▸ **EXERCISE OBJECTIVE**: Locate and copy all lines bearing the word "name".
>> Start DATA EXTRACT
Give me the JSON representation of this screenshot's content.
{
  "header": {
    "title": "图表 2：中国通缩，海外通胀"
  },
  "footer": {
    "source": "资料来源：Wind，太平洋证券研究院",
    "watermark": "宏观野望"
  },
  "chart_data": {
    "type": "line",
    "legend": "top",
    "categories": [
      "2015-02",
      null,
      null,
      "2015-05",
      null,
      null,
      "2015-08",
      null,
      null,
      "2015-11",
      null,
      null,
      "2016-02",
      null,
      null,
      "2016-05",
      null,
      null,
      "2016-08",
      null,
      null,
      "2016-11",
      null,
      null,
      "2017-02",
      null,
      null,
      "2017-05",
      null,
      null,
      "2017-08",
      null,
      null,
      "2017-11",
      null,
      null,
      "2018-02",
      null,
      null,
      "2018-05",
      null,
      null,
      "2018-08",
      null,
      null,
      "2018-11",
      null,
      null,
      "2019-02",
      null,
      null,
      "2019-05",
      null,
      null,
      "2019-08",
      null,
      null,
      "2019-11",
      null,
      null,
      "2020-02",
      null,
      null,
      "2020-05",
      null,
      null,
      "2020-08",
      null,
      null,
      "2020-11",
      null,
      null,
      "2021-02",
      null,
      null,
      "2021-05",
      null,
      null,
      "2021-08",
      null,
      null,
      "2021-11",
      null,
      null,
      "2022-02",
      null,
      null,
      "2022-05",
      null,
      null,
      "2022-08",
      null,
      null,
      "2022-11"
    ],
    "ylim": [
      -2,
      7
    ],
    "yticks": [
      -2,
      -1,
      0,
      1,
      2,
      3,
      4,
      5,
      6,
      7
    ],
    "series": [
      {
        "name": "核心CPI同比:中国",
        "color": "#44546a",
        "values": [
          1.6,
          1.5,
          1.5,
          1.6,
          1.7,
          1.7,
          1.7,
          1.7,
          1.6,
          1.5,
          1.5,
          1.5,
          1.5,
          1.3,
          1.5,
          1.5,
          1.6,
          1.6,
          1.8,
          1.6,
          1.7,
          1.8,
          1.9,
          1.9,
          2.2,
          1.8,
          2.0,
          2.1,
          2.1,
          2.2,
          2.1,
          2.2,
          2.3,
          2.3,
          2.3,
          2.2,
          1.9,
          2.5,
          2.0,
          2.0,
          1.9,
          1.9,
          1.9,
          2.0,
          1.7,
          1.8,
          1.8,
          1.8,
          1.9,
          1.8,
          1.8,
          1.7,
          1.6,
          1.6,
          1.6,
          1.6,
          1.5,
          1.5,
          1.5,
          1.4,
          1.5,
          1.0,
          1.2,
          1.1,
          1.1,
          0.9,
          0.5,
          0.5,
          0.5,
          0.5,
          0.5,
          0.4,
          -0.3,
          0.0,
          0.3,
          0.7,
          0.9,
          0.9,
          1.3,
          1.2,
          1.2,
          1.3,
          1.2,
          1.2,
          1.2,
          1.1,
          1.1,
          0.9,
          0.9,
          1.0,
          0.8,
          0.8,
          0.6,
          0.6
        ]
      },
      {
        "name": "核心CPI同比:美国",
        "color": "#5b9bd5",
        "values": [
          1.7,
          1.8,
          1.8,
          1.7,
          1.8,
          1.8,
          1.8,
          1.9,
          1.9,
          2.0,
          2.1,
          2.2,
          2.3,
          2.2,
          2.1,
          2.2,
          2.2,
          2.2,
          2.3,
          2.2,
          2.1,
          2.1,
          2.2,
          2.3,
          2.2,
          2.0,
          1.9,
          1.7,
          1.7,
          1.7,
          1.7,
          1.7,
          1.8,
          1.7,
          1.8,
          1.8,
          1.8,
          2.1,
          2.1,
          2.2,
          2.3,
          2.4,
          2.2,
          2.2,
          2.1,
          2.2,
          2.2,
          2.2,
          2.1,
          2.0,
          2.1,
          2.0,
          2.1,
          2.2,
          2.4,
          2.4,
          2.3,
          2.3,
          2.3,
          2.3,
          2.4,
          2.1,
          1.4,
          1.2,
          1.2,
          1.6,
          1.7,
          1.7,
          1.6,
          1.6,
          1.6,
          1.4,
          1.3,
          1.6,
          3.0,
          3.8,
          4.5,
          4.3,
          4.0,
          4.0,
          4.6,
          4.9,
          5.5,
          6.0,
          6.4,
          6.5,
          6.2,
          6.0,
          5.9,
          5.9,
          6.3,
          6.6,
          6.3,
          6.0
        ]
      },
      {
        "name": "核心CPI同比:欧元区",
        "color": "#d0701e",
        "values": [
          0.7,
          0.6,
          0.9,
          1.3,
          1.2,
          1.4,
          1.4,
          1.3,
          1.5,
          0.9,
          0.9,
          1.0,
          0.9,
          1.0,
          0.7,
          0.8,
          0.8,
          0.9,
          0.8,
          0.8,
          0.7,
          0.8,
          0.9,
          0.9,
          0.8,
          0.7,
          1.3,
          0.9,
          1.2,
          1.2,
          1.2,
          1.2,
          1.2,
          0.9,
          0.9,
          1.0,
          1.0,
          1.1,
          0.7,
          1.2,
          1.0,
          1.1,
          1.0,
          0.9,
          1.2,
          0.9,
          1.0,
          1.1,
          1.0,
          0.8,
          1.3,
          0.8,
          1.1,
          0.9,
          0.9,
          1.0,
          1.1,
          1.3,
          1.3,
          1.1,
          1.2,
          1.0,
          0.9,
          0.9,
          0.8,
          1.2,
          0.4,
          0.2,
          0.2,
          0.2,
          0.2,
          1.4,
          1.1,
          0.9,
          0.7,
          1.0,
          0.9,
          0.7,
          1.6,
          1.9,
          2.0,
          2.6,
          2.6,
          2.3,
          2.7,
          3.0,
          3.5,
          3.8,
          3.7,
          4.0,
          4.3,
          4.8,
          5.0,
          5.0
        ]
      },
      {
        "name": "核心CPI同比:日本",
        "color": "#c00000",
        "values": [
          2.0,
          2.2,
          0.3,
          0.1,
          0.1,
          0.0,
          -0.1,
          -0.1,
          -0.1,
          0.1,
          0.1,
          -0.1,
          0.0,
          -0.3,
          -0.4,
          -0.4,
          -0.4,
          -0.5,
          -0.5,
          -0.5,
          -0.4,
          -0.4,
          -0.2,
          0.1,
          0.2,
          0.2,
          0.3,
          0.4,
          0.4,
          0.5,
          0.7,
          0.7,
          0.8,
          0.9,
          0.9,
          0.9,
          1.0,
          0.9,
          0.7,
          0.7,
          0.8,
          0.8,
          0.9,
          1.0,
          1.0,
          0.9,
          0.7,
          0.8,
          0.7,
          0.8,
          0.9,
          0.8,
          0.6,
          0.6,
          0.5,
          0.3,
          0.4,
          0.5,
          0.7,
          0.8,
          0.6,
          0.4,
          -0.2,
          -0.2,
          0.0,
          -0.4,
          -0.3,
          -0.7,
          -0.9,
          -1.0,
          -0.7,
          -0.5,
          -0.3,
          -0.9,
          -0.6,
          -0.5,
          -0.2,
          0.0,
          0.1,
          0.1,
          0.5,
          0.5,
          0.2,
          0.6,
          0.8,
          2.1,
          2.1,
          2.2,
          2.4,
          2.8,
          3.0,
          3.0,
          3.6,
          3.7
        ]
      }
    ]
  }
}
>> End DATA EXTRACT
▸ **RESULT OF THE EXERCISE**:
        "name": "核心CPI同比:中国",
        "name": "核心CPI同比:美国",
        "name": "核心CPI同比:欧元区",
        "name": "核心CPI同比:日本",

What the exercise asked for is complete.